** Source text **
# SawStop Bandsaw????



## StatProf (Mar 23, 2009)

I heard rumored that Saw Stop was working on developing a bandsaw. Anyone know anything about this? I didn't see anything on their site. I would like a new bandsaw someday, and would gladly wait for this one. Their table saw is top notch!

Kyle (StatProf)


----------



## maxwell_smart007 (Mar 23, 2009)

It's on their site as a prototype, and there's a demonstration on youtube...

The saw is in development, however, and no where near production, so you've got a few years to wait...in terms of tools that need a 'stopping' mechanism, I don't know that the bandsaw is high on my list....circular saw might be a good one though! 

Andrew


----------



## Russianwolf (Mar 23, 2009)

you have to ask yourself what part they are damaging in a bandsaw to stop it that fast. It's not like a bandsaw has that many moving parts.


----------



## StatProf (Mar 23, 2009)

On the Table Saw, it doesn't cost that much more than a regular high end Powermatic or Unisaw (and I get to keep my fingers when I am stupid)!  I'll gladly pay a little more for safety.

Kyle


----------



## Russianwolf (Mar 23, 2009)

checking Amazon, It looks like the Sawstop is $600 more for the contractor style and $800 more for the Cabinet style than the comparable PMs ($1k and $2.3k respectively, compared to $1.6k and $3.15k). And the Comparable Griz cabinet saw is just over $1k.


----------



## marcruby (Mar 23, 2009)

The local Woodcraft uses a PM2000 in their 'shop' and the did a Sawstop demo a while ago.  I found the quality of the Sawstop was better than the PM2000 (in terms of blade stability, etc.)  and it was actually easier to use and move about when set up right.  That was without considering the emergency stopping, which was amazing.  You do have to pay for new brakes and a blade the way they do it, so you can't blithely run wood through it without checking to make sure it won't trigger accidentally.  But it worked.

** Given data **
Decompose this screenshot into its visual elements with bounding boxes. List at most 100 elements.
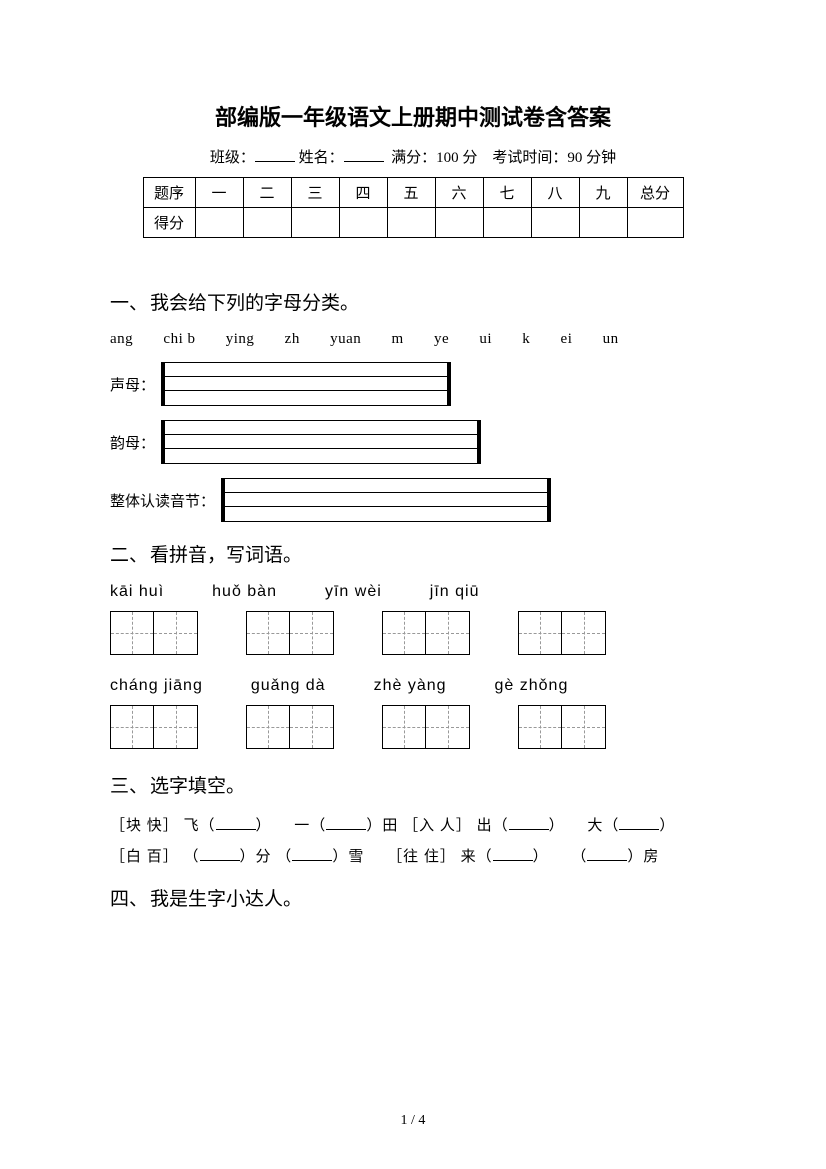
cell[interactable] [435,208,483,238]
tian-pair[interactable] [110,611,198,655]
text: ）田 [366,818,398,834]
text: ）雪 [332,849,364,865]
blank[interactable] [326,818,366,830]
blank[interactable] [587,849,627,861]
letter: ei [561,331,573,347]
name-blank[interactable] [344,148,384,162]
letter: zh [285,331,300,347]
score-table: 题序 一 二 三 四 五 六 七 八 九 总分 得分 [143,177,684,238]
blank[interactable] [493,849,533,861]
q2-heading: 二、看拼音，写词语。 [110,540,716,567]
tian-pair[interactable] [246,611,334,655]
writing-box[interactable] [161,420,481,464]
q3-line2: ［白 百］ （）分 （）雪 ［往 住］ 来（） （）房 [110,845,716,866]
cell: 六 [435,178,483,208]
tian-pair[interactable] [382,705,470,749]
q4-num: 四、 [110,884,150,911]
blank[interactable] [216,818,256,830]
text: 来（ [461,849,493,865]
letter: k [522,331,530,347]
pinyin-word: jīn qiū [430,583,480,601]
tian-pair[interactable] [382,611,470,655]
table-row: 得分 [143,208,683,238]
text: （ [184,849,200,865]
class-blank[interactable] [255,148,295,162]
q1-heading: 一、我会给下列的字母分类。 [110,288,716,315]
full-label: 满分： [391,150,436,166]
q1-letters: ang chi b ying zh yuan m ye ui k ei un [110,331,716,348]
pinyin-word: kāi huì [110,583,164,601]
text: ）分 [240,849,272,865]
tian-pair[interactable] [110,705,198,749]
classify-label: 整体认读音节： [110,490,215,511]
cell[interactable] [627,208,683,238]
pinyin-word: cháng jiāng [110,677,203,695]
text: （ [571,849,587,865]
cell[interactable] [195,208,243,238]
cell: 八 [531,178,579,208]
blank[interactable] [509,818,549,830]
text: ） [533,849,549,865]
pinyin-word: huǒ bàn [212,583,277,601]
cell: 七 [483,178,531,208]
q3-line1: ［块 快］ 飞（） 一（）田 ［入 人］ 出（） 大（） [110,814,716,835]
letter: ye [434,331,449,347]
choice-group: ［往 住］ [387,849,456,865]
classify-label: 韵母： [110,432,155,453]
text: 大（ [587,818,619,834]
text: 出（ [477,818,509,834]
cell: 四 [339,178,387,208]
page-title: 部编版一年级语文上册期中测试卷含答案 [110,100,716,132]
text: ）房 [627,849,659,865]
letter: ying [226,331,255,347]
full-value: 100 分 [436,150,477,166]
tian-pair[interactable] [518,611,606,655]
q4-heading: 四、我是生字小达人。 [110,884,716,911]
cell[interactable] [387,208,435,238]
pinyin-word: yīn wèi [325,583,382,601]
q1-num: 一、 [110,288,150,315]
cell: 二 [243,178,291,208]
q3-num: 三、 [110,771,150,798]
text: 一（ [294,818,326,834]
tian-pair[interactable] [246,705,334,749]
tian-row [110,611,716,655]
cell[interactable] [339,208,387,238]
blank[interactable] [619,818,659,830]
q3-heading: 三、选字填空。 [110,771,716,798]
name-label: 姓名： [299,150,344,166]
info-line: 班级： 姓名： 满分：100 分 考试时间：90 分钟 [110,146,716,167]
text: （ [276,849,292,865]
cell: 题序 [143,178,195,208]
choice-group: ［白 百］ [110,849,179,865]
pinyin-row: kāi huì huǒ bàn yīn wèi jīn qiū [110,583,716,601]
cell: 九 [579,178,627,208]
pinyin-word: guǎng dà [251,677,326,695]
page-number: 1 / 4 [0,1113,826,1129]
q1-text: 我会给下列的字母分类。 [150,293,359,314]
cell[interactable] [243,208,291,238]
tian-pair[interactable] [518,705,606,749]
cell: 得分 [143,208,195,238]
cell[interactable] [483,208,531,238]
cell[interactable] [291,208,339,238]
text: 飞（ [184,818,216,834]
cell: 一 [195,178,243,208]
writing-box[interactable] [221,478,551,522]
time-label: 考试时间： [492,150,567,166]
letter: yuan [330,331,361,347]
letter: m [392,331,404,347]
letter: un [603,331,619,347]
cell[interactable] [579,208,627,238]
blank[interactable] [200,849,240,861]
blank[interactable] [292,849,332,861]
cell: 三 [291,178,339,208]
text: ） [549,818,565,834]
text: ） [659,818,675,834]
classify-label: 声母： [110,374,155,395]
pinyin-row: cháng jiāng guǎng dà zhè yàng gè zhǒng [110,677,716,695]
q4-text: 我是生字小达人。 [150,889,302,910]
choice-group: ［入 人］ [403,818,472,834]
cell[interactable] [531,208,579,238]
writing-box[interactable] [161,362,451,406]
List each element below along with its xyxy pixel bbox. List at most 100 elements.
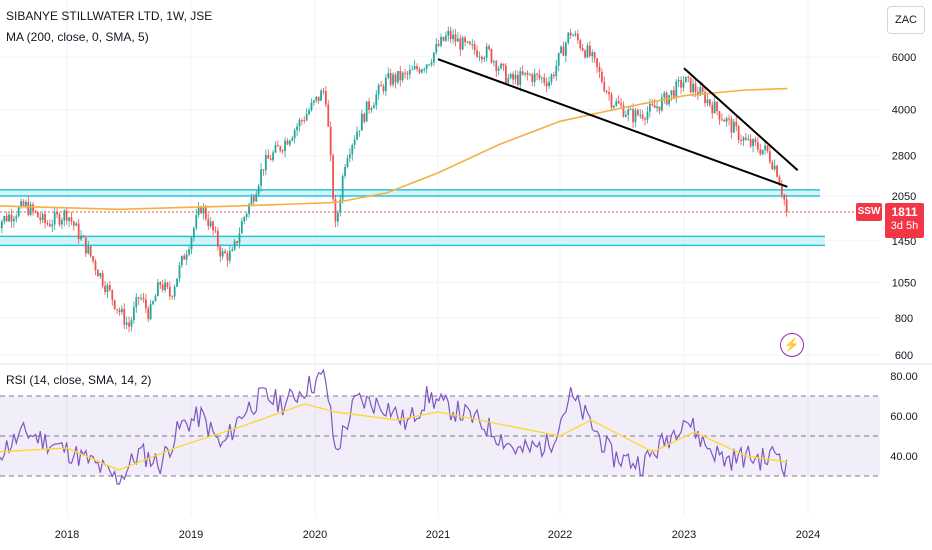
candle-body: [737, 126, 740, 140]
candle-body: [435, 43, 438, 53]
candle-body: [238, 233, 241, 244]
candle-body: [615, 101, 618, 106]
candle-body: [248, 204, 250, 214]
candle-body: [627, 109, 630, 115]
candle-body: [20, 201, 22, 208]
candle-body: [125, 322, 128, 325]
candle-body: [521, 71, 524, 75]
candle-body: [262, 169, 265, 171]
candle-body: [596, 58, 598, 67]
price-axis-label: 4000: [892, 104, 916, 116]
support-zone: [0, 189, 820, 196]
candle-body: [171, 296, 174, 298]
price-axis-label: 1450: [892, 236, 916, 248]
candle-body: [80, 235, 82, 240]
candle-body: [694, 83, 697, 93]
rsi-legend[interactable]: RSI (14, close, SMA, 14, 2): [6, 373, 152, 387]
candle-body: [317, 96, 320, 101]
candle-body: [612, 105, 615, 108]
candle-body: [723, 119, 726, 122]
candle-body: [562, 46, 565, 56]
candle-body: [137, 297, 140, 299]
candle-body: [332, 155, 334, 200]
candle-body: [5, 216, 8, 222]
candle-body: [536, 73, 538, 75]
candle-body: [776, 165, 778, 177]
currency-button[interactable]: ZAC: [887, 6, 925, 34]
candle-body: [545, 82, 548, 87]
candle-body: [720, 119, 723, 121]
candle-body: [634, 110, 637, 123]
candle-body: [747, 139, 750, 141]
time-axis-label: 2023: [672, 529, 696, 541]
candle-body: [444, 35, 447, 41]
candle-body: [250, 197, 253, 205]
candle-body: [651, 103, 654, 106]
rsi-ma-line: [0, 403, 788, 471]
candle-body: [135, 297, 138, 308]
price-axis-label: 600: [895, 350, 913, 362]
candle-body: [209, 221, 212, 227]
candle-body: [780, 185, 783, 195]
candle-body: [260, 169, 262, 186]
candle-body: [380, 85, 382, 87]
ma-legend[interactable]: MA (200, close, 0, SMA, 5): [6, 30, 149, 44]
candle-body: [87, 246, 90, 254]
candle-body: [603, 82, 606, 92]
candle-body: [588, 45, 591, 56]
candle-body: [492, 61, 495, 63]
candle-body: [418, 69, 421, 73]
candle-body: [3, 216, 6, 222]
candle-body: [500, 63, 502, 69]
candle-body: [730, 118, 733, 133]
candle-body: [96, 269, 99, 277]
candle-body: [610, 94, 613, 108]
candle-body: [759, 149, 762, 155]
candle-body: [228, 251, 231, 261]
symbol-title[interactable]: SIBANYE STILLWATER LTD, 1W, JSE: [6, 9, 213, 23]
price-axis-label: 800: [895, 313, 913, 325]
candle-body: [147, 308, 150, 320]
candle-body: [8, 214, 10, 222]
candle-body: [442, 36, 445, 41]
candle-body: [598, 66, 601, 72]
candle-body: [58, 214, 61, 225]
candle-body: [648, 103, 651, 112]
candle-body: [240, 221, 243, 234]
candle-body: [377, 85, 380, 95]
candle-body: [296, 126, 298, 131]
candle-body: [298, 120, 301, 127]
candle-body: [305, 114, 308, 121]
candle-body: [725, 118, 728, 122]
price-axis-label: 2800: [892, 151, 916, 163]
candle-body: [166, 282, 169, 287]
lightning-bolt-icon[interactable]: ⚡: [780, 333, 804, 357]
candle-body: [430, 62, 433, 65]
candle-body: [756, 142, 759, 150]
candle-body: [226, 253, 229, 261]
candle-body: [766, 145, 769, 152]
candle-body: [670, 90, 673, 96]
candle-body: [701, 87, 704, 92]
candle-body: [557, 52, 560, 66]
candle-body: [576, 33, 579, 41]
candle-body: [48, 224, 51, 227]
candle-body: [608, 92, 610, 95]
candle-body: [274, 145, 277, 153]
time-axis-label: 2020: [303, 529, 327, 541]
candle-body: [677, 79, 680, 82]
candle-body: [286, 140, 289, 145]
candle-body: [706, 99, 709, 104]
candle-body: [658, 106, 661, 111]
bar-countdown: 3d 5h: [890, 220, 919, 232]
symbol-tag: SSW: [856, 203, 882, 221]
candle-body: [471, 44, 474, 46]
candle-body: [591, 52, 594, 56]
candle-body: [684, 76, 687, 83]
candle-body: [0, 221, 3, 228]
candle-body: [699, 87, 702, 96]
candle-body: [423, 69, 426, 71]
candle-body: [132, 307, 135, 321]
candle-body: [449, 30, 452, 40]
candle-body: [214, 230, 217, 232]
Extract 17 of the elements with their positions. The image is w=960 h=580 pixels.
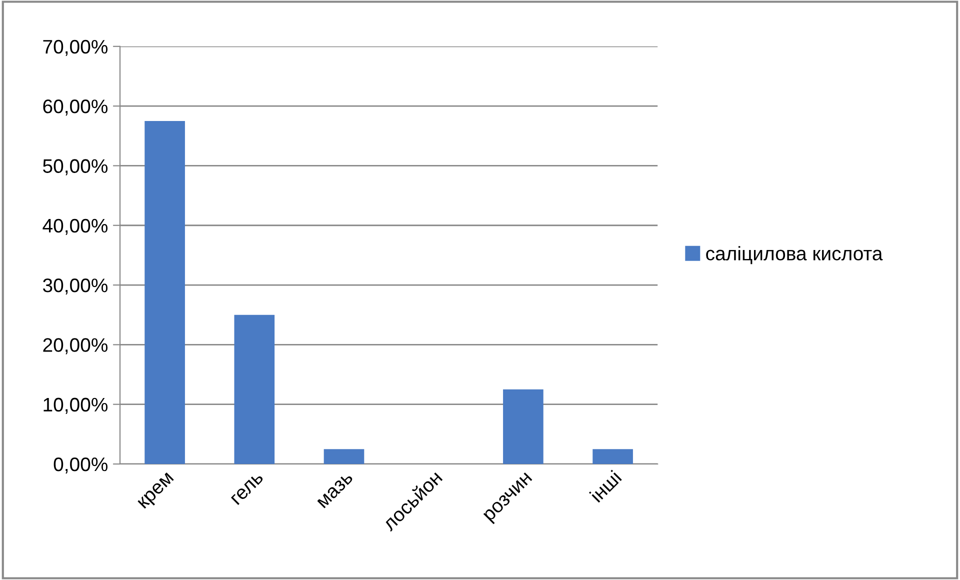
bar	[592, 449, 633, 464]
x-tick-label: мазь	[317, 472, 354, 508]
y-tick-label: 0,00%	[54, 457, 108, 474]
legend-label: саліцилова кислота	[706, 246, 883, 264]
bar	[234, 314, 275, 464]
y-tick-label: 70,00%	[43, 40, 108, 56]
y-tick-label: 30,00%	[42, 278, 108, 295]
x-tick-label: інші	[588, 470, 622, 503]
y-tick-label: 60,00%	[43, 100, 108, 116]
y-tick-label: 20,00%	[43, 338, 108, 354]
bar	[503, 389, 544, 464]
y-tick-label: 10,00%	[44, 398, 108, 414]
x-tick-label: гель	[230, 472, 264, 506]
y-tick-label: 40,00%	[42, 218, 108, 235]
bar	[144, 120, 185, 464]
bar	[324, 449, 364, 464]
y-tick-label: 50,00%	[43, 159, 108, 176]
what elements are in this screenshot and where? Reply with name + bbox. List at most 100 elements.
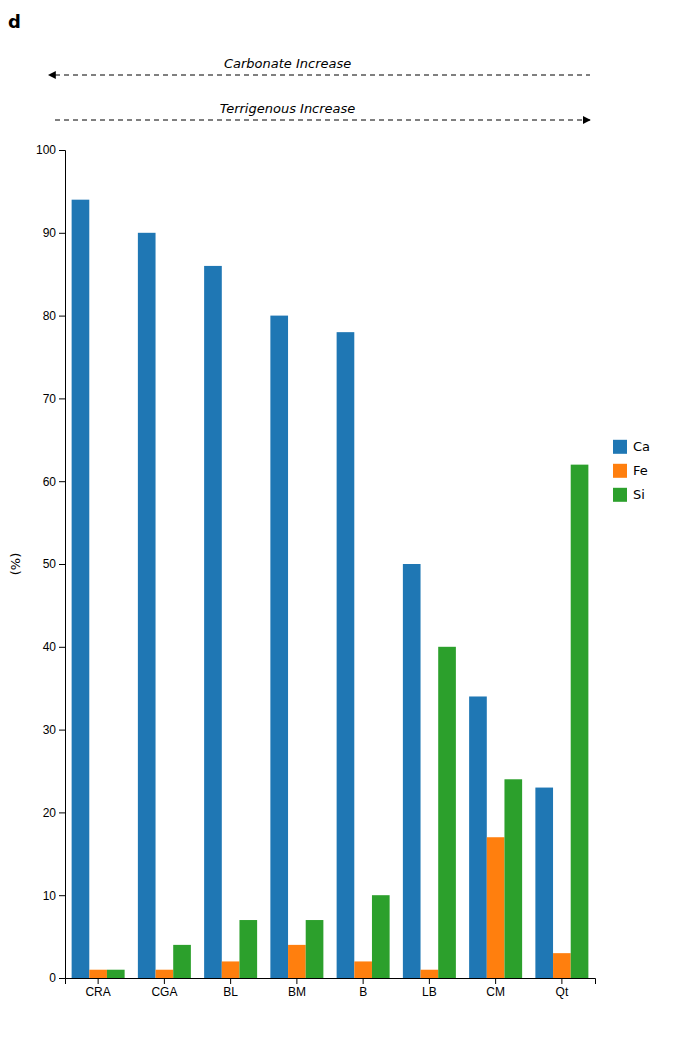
x-axis-line bbox=[66, 979, 596, 985]
y-tick-mark bbox=[59, 647, 65, 648]
series bbox=[72, 200, 553, 978]
bar bbox=[173, 945, 191, 978]
x-tick: CRA bbox=[85, 978, 110, 999]
legend-label: Fe bbox=[633, 463, 648, 478]
y-tick-mark bbox=[59, 150, 65, 151]
bar bbox=[239, 920, 257, 978]
y-tick: 40 bbox=[43, 640, 65, 654]
bar bbox=[553, 953, 571, 978]
series bbox=[89, 837, 570, 978]
y-tick-label: 10 bbox=[43, 889, 57, 903]
y-tick: 30 bbox=[43, 723, 65, 737]
x-tick-mark bbox=[164, 978, 165, 984]
y-tick-label: 70 bbox=[43, 392, 57, 406]
x-tick-label: CM bbox=[486, 985, 505, 999]
legend-item: Ca bbox=[613, 439, 650, 454]
x-tick-label: BM bbox=[288, 985, 306, 999]
y-tick-label: 0 bbox=[49, 971, 56, 985]
x-tick-mark bbox=[230, 978, 231, 984]
bar bbox=[571, 465, 589, 978]
bar bbox=[438, 647, 456, 978]
y-tick-mark bbox=[59, 978, 65, 979]
legend-swatch bbox=[613, 464, 627, 478]
x-tick-label: CGA bbox=[151, 985, 177, 999]
x-tick: BL bbox=[223, 978, 238, 999]
x-tick-label: BL bbox=[223, 985, 238, 999]
legend-label: Ca bbox=[633, 439, 650, 454]
y-tick-mark bbox=[59, 233, 65, 234]
y-tick-label: 30 bbox=[43, 723, 57, 737]
y-axis-line bbox=[59, 151, 66, 979]
y-tick-label: 50 bbox=[43, 557, 57, 571]
x-tick-label: Qt bbox=[556, 985, 569, 999]
y-tick-mark bbox=[59, 398, 65, 399]
bar bbox=[372, 895, 390, 978]
bar bbox=[270, 316, 288, 978]
y-tick: 70 bbox=[43, 392, 65, 406]
y-tick-mark bbox=[59, 812, 65, 813]
x-tick: CGA bbox=[151, 978, 177, 999]
y-tick-label: 40 bbox=[43, 640, 57, 654]
y-tick-label: 90 bbox=[43, 226, 57, 240]
y-tick: 20 bbox=[43, 806, 65, 820]
x-tick: BM bbox=[288, 978, 306, 999]
x-tick-mark bbox=[429, 978, 430, 984]
y-tick: 50 bbox=[43, 557, 65, 571]
bar bbox=[138, 233, 156, 978]
bar bbox=[222, 961, 240, 978]
bar bbox=[204, 266, 222, 978]
bar bbox=[421, 970, 439, 978]
y-axis: 0 10 20 30 40 50 60 70 80 90 100 bbox=[36, 143, 66, 985]
x-tick-mark bbox=[495, 978, 496, 984]
legend-label: Si bbox=[633, 487, 645, 502]
y-tick: 90 bbox=[43, 226, 65, 240]
bar bbox=[337, 332, 355, 978]
legend: Ca Fe Si bbox=[613, 439, 650, 502]
annotation-text: Terrigenous Increase bbox=[220, 101, 356, 116]
annotations: d Carbonate Increase Terrigenous Increase bbox=[8, 11, 590, 120]
bar bbox=[354, 961, 372, 978]
bar bbox=[403, 564, 421, 978]
x-tick: Qt bbox=[556, 978, 569, 999]
y-tick-label: 80 bbox=[43, 309, 57, 323]
y-tick-mark bbox=[59, 564, 65, 565]
y-tick-label: 60 bbox=[43, 475, 57, 489]
legend-swatch bbox=[613, 488, 627, 502]
bar bbox=[535, 788, 553, 978]
x-tick-mark bbox=[561, 978, 562, 984]
y-tick: 60 bbox=[43, 475, 65, 489]
x-tick-mark bbox=[296, 978, 297, 984]
x-tick: CM bbox=[486, 978, 505, 999]
chart: 0 10 20 30 40 50 60 70 80 90 100 CRA CGA BL BM B LB CM Qt (… bbox=[0, 0, 685, 1038]
bar bbox=[89, 970, 107, 978]
y-tick-mark bbox=[59, 481, 65, 482]
x-tick-label: LB bbox=[422, 985, 437, 999]
y-tick-mark bbox=[59, 730, 65, 731]
y-tick: 10 bbox=[43, 889, 65, 903]
y-tick: 100 bbox=[36, 143, 65, 157]
annotation-arrow bbox=[55, 120, 590, 121]
x-tick: B bbox=[359, 978, 367, 999]
bar bbox=[156, 970, 174, 978]
annotation-text: Carbonate Increase bbox=[224, 56, 351, 71]
bar bbox=[306, 920, 324, 978]
y-tick: 0 bbox=[49, 971, 65, 985]
bar bbox=[487, 837, 505, 978]
y-axis-title: (%) bbox=[8, 553, 23, 576]
annotation-arrow bbox=[55, 75, 590, 76]
x-tick: LB bbox=[422, 978, 437, 999]
x-tick-mark bbox=[363, 978, 364, 984]
y-tick-label: 20 bbox=[43, 806, 57, 820]
x-tick-label: B bbox=[359, 985, 367, 999]
y-tick: 80 bbox=[43, 309, 65, 323]
legend-item: Fe bbox=[613, 463, 648, 478]
legend-item: Si bbox=[613, 487, 645, 502]
bars bbox=[72, 200, 589, 978]
bar bbox=[72, 200, 90, 978]
bar bbox=[288, 945, 306, 978]
bar bbox=[504, 779, 522, 978]
bar bbox=[107, 970, 125, 978]
panel-label: d bbox=[8, 11, 21, 32]
series bbox=[107, 465, 588, 978]
plot: 0 10 20 30 40 50 60 70 80 90 100 CRA CGA BL BM B LB CM Qt (… bbox=[8, 143, 596, 998]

** Task details **
Answer these questions about the SawStop bandsaw thread:
(a) Where does maxwell_smart007 say a demonstration of the bandsaw can be seen?
(b) According to Russianwolf's Amazon check, how much more does the contractor-style SawStop cost than the comparable PM?
(c) Which saw does marcruby say the local Woodcraft uses in its shop?

** Task response **
(a) On YouTube.
(b) $600 more.
(c) A PM2000.